◆ **Short exercise**: Only the lines from the line holding "Output a JSON" through the final line of the entries below are to be returned, exactly as they stand.

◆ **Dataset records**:
## start

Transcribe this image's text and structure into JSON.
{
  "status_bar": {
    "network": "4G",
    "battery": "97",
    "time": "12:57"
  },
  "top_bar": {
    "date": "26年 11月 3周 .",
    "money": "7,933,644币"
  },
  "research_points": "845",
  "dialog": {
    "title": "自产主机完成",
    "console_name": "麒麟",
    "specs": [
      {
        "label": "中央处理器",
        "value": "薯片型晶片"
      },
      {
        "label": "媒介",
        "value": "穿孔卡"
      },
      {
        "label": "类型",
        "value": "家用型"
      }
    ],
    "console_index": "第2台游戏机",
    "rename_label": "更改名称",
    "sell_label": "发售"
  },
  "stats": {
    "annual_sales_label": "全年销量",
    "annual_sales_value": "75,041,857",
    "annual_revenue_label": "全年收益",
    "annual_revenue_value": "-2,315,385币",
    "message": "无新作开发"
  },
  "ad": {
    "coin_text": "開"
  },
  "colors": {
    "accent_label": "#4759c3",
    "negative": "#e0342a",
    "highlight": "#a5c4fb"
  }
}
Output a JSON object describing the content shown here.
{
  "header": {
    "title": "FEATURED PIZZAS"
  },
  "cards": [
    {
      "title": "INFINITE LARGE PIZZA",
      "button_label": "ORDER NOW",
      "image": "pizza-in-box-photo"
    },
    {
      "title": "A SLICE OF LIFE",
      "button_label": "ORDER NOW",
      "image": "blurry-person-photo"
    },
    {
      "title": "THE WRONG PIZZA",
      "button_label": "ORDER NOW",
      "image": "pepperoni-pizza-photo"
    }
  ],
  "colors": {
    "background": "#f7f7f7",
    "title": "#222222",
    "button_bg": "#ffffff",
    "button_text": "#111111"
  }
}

## end

◆ **Output of the exercise**:
Output a JSON object describing the content shown here.
{
  "header": {
    "title": "FEATURED PIZZAS"
  },
  "cards": [
    {
      "title": "INFINITE LARGE PIZZA",
      "button_label": "ORDER NOW",
      "image": "pizza-in-box-photo"
    },
    {
      "title": "A SLICE OF LIFE",
      "button_label": "ORDER NOW",
      "image": "blurry-person-photo"
    },
    {
      "title": "THE WRONG PIZZA",
      "button_label": "ORDER NOW",
      "image": "pepperoni-pizza-photo"
    }
  ],
  "colors": {
    "background": "#f7f7f7",
    "title": "#222222",
    "button_bg": "#ffffff",
    "button_text": "#111111"
  }
}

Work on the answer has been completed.